= Input for this task =
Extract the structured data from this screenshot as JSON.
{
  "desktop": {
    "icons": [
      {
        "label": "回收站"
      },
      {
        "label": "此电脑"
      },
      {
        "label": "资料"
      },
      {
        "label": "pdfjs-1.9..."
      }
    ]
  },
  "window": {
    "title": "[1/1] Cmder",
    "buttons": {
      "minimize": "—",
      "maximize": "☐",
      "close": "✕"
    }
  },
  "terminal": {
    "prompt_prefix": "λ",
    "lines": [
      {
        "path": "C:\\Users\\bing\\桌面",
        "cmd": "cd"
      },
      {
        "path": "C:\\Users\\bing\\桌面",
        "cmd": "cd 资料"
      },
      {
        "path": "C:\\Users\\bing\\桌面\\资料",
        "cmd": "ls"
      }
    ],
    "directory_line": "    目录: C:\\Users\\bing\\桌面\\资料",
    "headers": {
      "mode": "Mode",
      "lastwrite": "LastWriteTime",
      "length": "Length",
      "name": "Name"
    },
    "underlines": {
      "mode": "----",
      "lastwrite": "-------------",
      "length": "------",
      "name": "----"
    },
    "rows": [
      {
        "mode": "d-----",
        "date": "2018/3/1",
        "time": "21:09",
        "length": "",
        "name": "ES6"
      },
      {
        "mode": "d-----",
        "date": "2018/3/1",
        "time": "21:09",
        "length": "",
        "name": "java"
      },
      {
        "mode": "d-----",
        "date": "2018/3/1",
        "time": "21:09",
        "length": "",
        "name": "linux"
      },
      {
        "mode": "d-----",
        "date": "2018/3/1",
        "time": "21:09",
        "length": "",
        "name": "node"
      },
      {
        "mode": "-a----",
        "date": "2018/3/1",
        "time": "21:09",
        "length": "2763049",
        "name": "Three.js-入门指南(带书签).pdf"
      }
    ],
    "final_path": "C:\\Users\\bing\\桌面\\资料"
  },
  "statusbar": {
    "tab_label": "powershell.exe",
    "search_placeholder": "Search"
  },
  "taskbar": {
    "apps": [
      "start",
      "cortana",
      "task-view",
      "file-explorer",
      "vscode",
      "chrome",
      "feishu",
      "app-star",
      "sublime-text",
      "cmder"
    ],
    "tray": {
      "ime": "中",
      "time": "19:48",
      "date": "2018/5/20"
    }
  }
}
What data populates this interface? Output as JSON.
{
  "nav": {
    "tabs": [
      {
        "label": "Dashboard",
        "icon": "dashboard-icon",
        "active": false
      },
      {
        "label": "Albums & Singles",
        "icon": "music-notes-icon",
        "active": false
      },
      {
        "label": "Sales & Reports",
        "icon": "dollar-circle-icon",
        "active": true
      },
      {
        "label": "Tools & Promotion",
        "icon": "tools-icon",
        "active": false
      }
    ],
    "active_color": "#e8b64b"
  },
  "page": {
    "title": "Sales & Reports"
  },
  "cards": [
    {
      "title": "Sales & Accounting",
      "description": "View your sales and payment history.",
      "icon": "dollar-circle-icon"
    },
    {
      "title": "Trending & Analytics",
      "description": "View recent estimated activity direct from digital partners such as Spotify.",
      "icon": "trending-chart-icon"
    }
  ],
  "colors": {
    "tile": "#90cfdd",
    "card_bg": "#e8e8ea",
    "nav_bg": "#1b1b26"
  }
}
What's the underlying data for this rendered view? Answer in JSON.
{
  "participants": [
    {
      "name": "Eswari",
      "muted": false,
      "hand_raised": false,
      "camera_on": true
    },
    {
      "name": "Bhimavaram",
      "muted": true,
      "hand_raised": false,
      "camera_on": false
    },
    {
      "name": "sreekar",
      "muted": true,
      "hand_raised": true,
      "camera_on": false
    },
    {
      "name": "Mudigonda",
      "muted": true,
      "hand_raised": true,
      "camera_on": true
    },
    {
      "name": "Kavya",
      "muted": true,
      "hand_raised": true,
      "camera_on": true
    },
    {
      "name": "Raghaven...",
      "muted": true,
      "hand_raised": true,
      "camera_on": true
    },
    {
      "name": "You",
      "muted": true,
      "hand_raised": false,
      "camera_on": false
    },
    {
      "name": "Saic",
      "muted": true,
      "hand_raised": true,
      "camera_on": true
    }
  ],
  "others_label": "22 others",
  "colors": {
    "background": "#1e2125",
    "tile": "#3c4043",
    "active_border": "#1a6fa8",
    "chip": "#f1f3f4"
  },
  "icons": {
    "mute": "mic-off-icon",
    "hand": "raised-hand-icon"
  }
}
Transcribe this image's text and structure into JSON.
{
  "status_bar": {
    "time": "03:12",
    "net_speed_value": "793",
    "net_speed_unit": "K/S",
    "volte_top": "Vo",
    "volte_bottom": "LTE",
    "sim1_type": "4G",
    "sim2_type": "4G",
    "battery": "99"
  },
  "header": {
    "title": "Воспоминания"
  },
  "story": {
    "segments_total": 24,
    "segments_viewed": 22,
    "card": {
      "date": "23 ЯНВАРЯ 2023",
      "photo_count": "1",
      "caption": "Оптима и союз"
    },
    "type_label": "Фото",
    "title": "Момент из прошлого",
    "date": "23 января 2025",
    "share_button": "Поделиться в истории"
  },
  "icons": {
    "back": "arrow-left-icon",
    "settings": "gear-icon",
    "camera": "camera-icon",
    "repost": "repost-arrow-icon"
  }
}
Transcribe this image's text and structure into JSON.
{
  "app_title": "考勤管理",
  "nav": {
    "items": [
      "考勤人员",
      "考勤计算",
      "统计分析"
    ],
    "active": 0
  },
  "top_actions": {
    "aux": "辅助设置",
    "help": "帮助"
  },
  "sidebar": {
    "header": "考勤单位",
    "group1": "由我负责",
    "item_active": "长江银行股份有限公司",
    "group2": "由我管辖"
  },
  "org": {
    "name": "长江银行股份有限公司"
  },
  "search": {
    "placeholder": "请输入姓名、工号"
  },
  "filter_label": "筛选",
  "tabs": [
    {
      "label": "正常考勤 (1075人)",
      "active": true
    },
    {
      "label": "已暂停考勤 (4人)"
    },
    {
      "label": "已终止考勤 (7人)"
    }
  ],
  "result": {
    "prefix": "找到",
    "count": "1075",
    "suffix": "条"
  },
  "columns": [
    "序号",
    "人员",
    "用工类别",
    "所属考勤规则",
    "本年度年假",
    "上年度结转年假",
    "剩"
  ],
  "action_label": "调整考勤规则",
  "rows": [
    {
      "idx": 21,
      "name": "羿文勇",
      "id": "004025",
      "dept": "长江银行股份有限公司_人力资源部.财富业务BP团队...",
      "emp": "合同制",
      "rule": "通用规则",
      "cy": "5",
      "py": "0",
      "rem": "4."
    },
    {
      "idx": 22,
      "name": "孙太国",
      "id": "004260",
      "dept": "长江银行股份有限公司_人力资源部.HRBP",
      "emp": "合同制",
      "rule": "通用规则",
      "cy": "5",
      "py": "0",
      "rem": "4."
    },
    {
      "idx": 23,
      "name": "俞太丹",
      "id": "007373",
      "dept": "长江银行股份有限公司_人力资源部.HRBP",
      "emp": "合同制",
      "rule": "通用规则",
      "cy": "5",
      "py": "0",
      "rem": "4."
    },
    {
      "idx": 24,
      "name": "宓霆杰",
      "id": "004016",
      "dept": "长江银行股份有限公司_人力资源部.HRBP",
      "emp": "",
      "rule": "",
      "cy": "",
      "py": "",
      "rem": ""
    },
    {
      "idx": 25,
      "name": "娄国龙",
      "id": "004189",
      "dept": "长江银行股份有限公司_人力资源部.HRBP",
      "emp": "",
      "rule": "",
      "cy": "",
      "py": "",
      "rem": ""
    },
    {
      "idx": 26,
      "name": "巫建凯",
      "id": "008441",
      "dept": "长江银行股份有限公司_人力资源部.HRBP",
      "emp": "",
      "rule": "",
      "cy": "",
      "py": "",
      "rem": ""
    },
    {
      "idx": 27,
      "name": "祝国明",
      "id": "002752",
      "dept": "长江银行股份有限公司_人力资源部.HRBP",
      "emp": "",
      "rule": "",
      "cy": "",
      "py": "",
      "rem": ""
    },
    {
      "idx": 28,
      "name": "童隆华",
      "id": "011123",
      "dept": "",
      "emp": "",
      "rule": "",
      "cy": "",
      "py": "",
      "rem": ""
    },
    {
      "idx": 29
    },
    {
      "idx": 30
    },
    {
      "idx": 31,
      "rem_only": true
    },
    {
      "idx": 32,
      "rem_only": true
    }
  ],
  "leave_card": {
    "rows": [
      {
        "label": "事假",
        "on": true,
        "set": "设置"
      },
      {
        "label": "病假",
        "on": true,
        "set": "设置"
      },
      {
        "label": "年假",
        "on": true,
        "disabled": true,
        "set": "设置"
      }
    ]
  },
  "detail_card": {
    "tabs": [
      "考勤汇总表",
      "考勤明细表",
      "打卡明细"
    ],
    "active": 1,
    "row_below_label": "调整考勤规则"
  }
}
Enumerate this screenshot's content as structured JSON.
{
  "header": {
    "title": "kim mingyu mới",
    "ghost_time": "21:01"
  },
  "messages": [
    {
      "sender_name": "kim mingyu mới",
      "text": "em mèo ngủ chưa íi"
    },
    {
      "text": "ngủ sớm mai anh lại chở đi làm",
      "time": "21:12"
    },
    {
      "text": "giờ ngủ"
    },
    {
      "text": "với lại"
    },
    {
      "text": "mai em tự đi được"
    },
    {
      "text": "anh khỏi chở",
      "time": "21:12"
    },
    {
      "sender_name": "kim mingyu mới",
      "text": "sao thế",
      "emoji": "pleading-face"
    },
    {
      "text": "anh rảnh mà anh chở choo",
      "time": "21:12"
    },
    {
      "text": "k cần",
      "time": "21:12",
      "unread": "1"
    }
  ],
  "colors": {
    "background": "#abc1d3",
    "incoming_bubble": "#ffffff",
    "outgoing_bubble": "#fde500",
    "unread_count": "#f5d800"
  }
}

= Problem requirements =
Give nothing but the number of lines containing the string "data".

= Result of the task =
3